(Dataset entries on figures)
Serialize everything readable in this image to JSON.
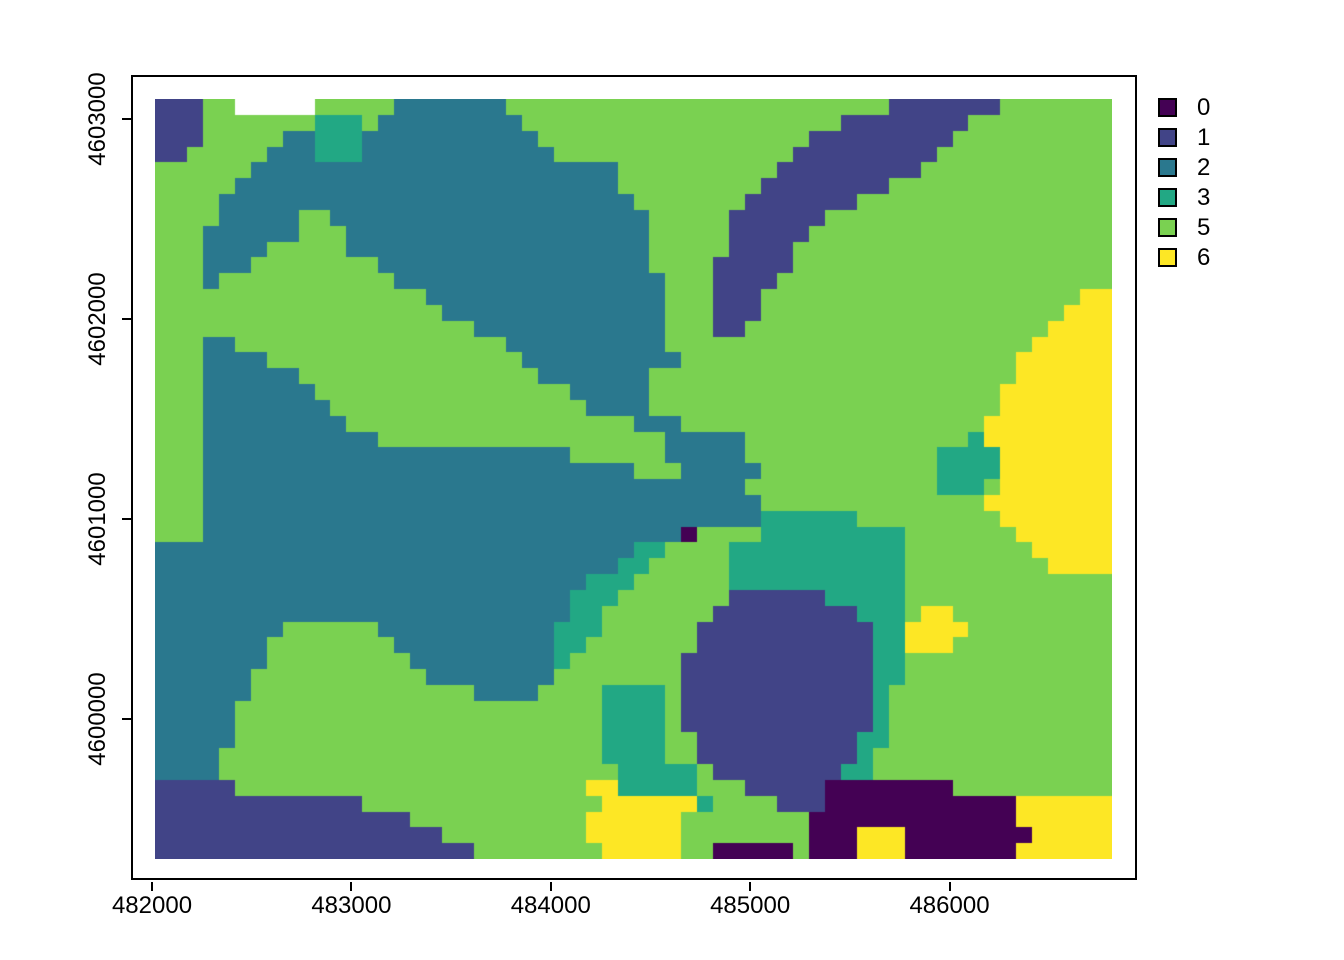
{
  "chart_data": {
    "type": "heatmap",
    "subtype": "categorical-raster-map",
    "title": "",
    "xlabel": "",
    "ylabel": "",
    "grid_on": false,
    "legend_position": "right",
    "x_tick_labels": [
      "482000",
      "483000",
      "484000",
      "485000",
      "486000"
    ],
    "x_tick_values": [
      482000,
      483000,
      484000,
      485000,
      486000
    ],
    "y_tick_labels": [
      "4600000",
      "4601000",
      "4602000",
      "4603000"
    ],
    "y_tick_values": [
      4600000,
      4601000,
      4602000,
      4603000
    ],
    "extent": {
      "xmin": 482015,
      "xmax": 486815,
      "ymin": 4599300,
      "ymax": 4603100
    },
    "categories": [
      {
        "label": "0",
        "color": "#440154"
      },
      {
        "label": "1",
        "color": "#414487"
      },
      {
        "label": "2",
        "color": "#2A788E"
      },
      {
        "label": "3",
        "color": "#22A884"
      },
      {
        "label": "5",
        "color": "#7AD151"
      },
      {
        "label": "6",
        "color": "#FDE725"
      }
    ],
    "legend_swatch_border": "#000000",
    "no_data_char": ".",
    "raster": {
      "cols": 60,
      "rows": 48,
      "cells": [
        "11155.....555552222222555555555555555555555555111111155555555",
        "111555555533352222222225555555555555555555511111111555555555",
        "111555552233322222222222555555555555555551111111115555555555",
        "115555522233322222222222255555555555555511111111155555555555",
        "555555222222222222222222222225555555555111111111555555555555",
        "555552222222222222222222222225555555551111111155555555555555",
        "555522222222222222222222222222555555511111115555555555555555",
        "555522222552222222222222222222255555111111555555555555555555",
        "555222222555222222222222222222255555111115555555555555555555",
        "555222255555222222222222222222255555111155555555555555555555",
        "555222555555552222222222222222255551111155555555555555555555",
        "555255555555555222222222222222225551111555555555555555555555",
        "555555555555555552222222222222225551115555555555555555555566",
        "555555555555555555222222222222225551115555555555555555555666",
        "555555555555555555552222222222225551155555555555555555556666",
        "555225555555555555555522222222225555555555555555555555566666",
        "555222255555555555555552222222222555555555555555555555666666",
        "555222222555555555555555222222255555555555555555555555666666",
        "555222222255555555555555552222255555555555555555555556666666",
        "555222222225555555555555555222255555555555555555555556666666",
        "555222222222555555555555555555222555555555555555555566666666",
        "555222222222225555555555555555552222255555555555555366666666",
        "555222222222222222222222225555552222255555555555533336666666",
        "555222222222222222222222222222555222225555555555533336666666",
        "555222222222222222222222222222222222255555555555533356666666",
        "555222222222222222222222222222222222225555555555555566666666",
        "555222222222222222222222222222222222223333335555555556666666",
        "555222222222222222222222222222222055553333333335555555666666",
        "222222222222222222222222222222335555333333333335555555566666",
        "222222222222222222222222222223355555333333333335555555556666",
        "222222222222222222222222222333555555333333333335555555555555",
        "222222222222222222222222223335555555111111333335555555555555",
        "222222222222222222222222223355555551111111113335665555555555",
        "222222225555552222222222233355555511111111111336666555555555",
        "222222255555555222222222233555555511111111111336665555555555",
        "222222255555555522222222235555555111111111111335555555555555",
        "222222555555555552222222255555555111111111111335555555555555",
        "222222555555555555552222555533335111111111111355555555555555",
        "222225555555555555555555555533335111111111111355555555555555",
        "222225555555555555555555555533335111111111111355555555555555",
        "222225555555555555555555555533335511111111113355555555555555",
        "222255555555555555555555555533335511111111113555555555555555",
        "222255555555555555555555555553333351111111133555555555555555",
        "111115555555555555555555555663333355511111000000005555555555",
        "111111111111155555555555555566666635555111000000000000666666",
        "111111111111111155555555555666666555555550000000000000666666",
        "111111111111111111555555555666666555555550006660000000066666",
        "111111111111111111115555555566666550000050006660000000666666"
      ]
    }
  },
  "layout_note_visible_elements": {
    "plot_frame": true,
    "tick_marks": "outward, bottom and left"
  }
}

Exercise prompt:
From the records given above, reproduce all text exactly and exclude each picture.

Written answer:
Serialize everything readable in this image to JSON.
{
  "chart_data": {
    "type": "heatmap",
    "subtype": "categorical-raster-map",
    "title": "",
    "xlabel": "",
    "ylabel": "",
    "grid_on": false,
    "legend_position": "right",
    "x_tick_labels": [
      "482000",
      "483000",
      "484000",
      "485000",
      "486000"
    ],
    "x_tick_values": [
      482000,
      483000,
      484000,
      485000,
      486000
    ],
    "y_tick_labels": [
      "4600000",
      "4601000",
      "4602000",
      "4603000"
    ],
    "y_tick_values": [
      4600000,
      4601000,
      4602000,
      4603000
    ],
    "extent": {
      "xmin": 482015,
      "xmax": 486815,
      "ymin": 4599300,
      "ymax": 4603100
    },
    "categories": [
      {
        "label": "0",
        "color": "#440154"
      },
      {
        "label": "1",
        "color": "#414487"
      },
      {
        "label": "2",
        "color": "#2A788E"
      },
      {
        "label": "3",
        "color": "#22A884"
      },
      {
        "label": "5",
        "color": "#7AD151"
      },
      {
        "label": "6",
        "color": "#FDE725"
      }
    ],
    "legend_swatch_border": "#000000",
    "no_data_char": ".",
    "raster": {
      "cols": 60,
      "rows": 48,
      "cells": [
        "11155.....555552222222555555555555555555555555111111155555555",
        "111555555533352222222225555555555555555555511111111555555555",
        "111555552233322222222222555555555555555551111111115555555555",
        "115555522233322222222222255555555555555511111111155555555555",
        "555555222222222222222222222225555555555111111111555555555555",
        "555552222222222222222222222225555555551111111155555555555555",
        "555522222222222222222222222222555555511111115555555555555555",
        "555522222552222222222222222222255555111111555555555555555555",
        "555222222555222222222222222222255555111115555555555555555555",
        "555222255555222222222222222222255555111155555555555555555555",
        "555222555555552222222222222222255551111155555555555555555555",
        "555255555555555222222222222222225551111555555555555555555555",
        "555555555555555552222222222222225551115555555555555555555566",
        "555555555555555555222222222222225551115555555555555555555666",
        "555555555555555555552222222222225551155555555555555555556666",
        "555225555555555555555522222222225555555555555555555555566666",
        "555222255555555555555552222222222555555555555555555555666666",
        "555222222555555555555555222222255555555555555555555555666666",
        "555222222255555555555555552222255555555555555555555556666666",
        "555222222225555555555555555222255555555555555555555556666666",
        "555222222222555555555555555555222555555555555555555566666666",
        "555222222222225555555555555555552222255555555555555366666666",
        "555222222222222222222222225555552222255555555555533336666666",
        "555222222222222222222222222222555222225555555555533336666666",
        "555222222222222222222222222222222222255555555555533356666666",
        "555222222222222222222222222222222222225555555555555566666666",
        "555222222222222222222222222222222222223333335555555556666666",
        "555222222222222222222222222222222055553333333335555555666666",
        "222222222222222222222222222222335555333333333335555555566666",
        "222222222222222222222222222223355555333333333335555555556666",
        "222222222222222222222222222333555555333333333335555555555555",
        "222222222222222222222222223335555555111111333335555555555555",
        "222222222222222222222222223355555551111111113335665555555555",
        "222222225555552222222222233355555511111111111336666555555555",
        "222222255555555222222222233555555511111111111336665555555555",
        "222222255555555522222222235555555111111111111335555555555555",
        "222222555555555552222222255555555111111111111335555555555555",
        "222222555555555555552222555533335111111111111355555555555555",
        "222225555555555555555555555533335111111111111355555555555555",
        "222225555555555555555555555533335111111111111355555555555555",
        "222225555555555555555555555533335511111111113355555555555555",
        "222255555555555555555555555533335511111111113555555555555555",
        "222255555555555555555555555553333351111111133555555555555555",
        "111115555555555555555555555663333355511111000000005555555555",
        "111111111111155555555555555566666635555111000000000000666666",
        "111111111111111155555555555666666555555550000000000000666666",
        "111111111111111111555555555666666555555550006660000000066666",
        "111111111111111111115555555566666550000050006660000000666666"
      ]
    }
  },
  "layout_note_visible_elements": {
    "plot_frame": true,
    "tick_marks": "outward, bottom and left"
  }
}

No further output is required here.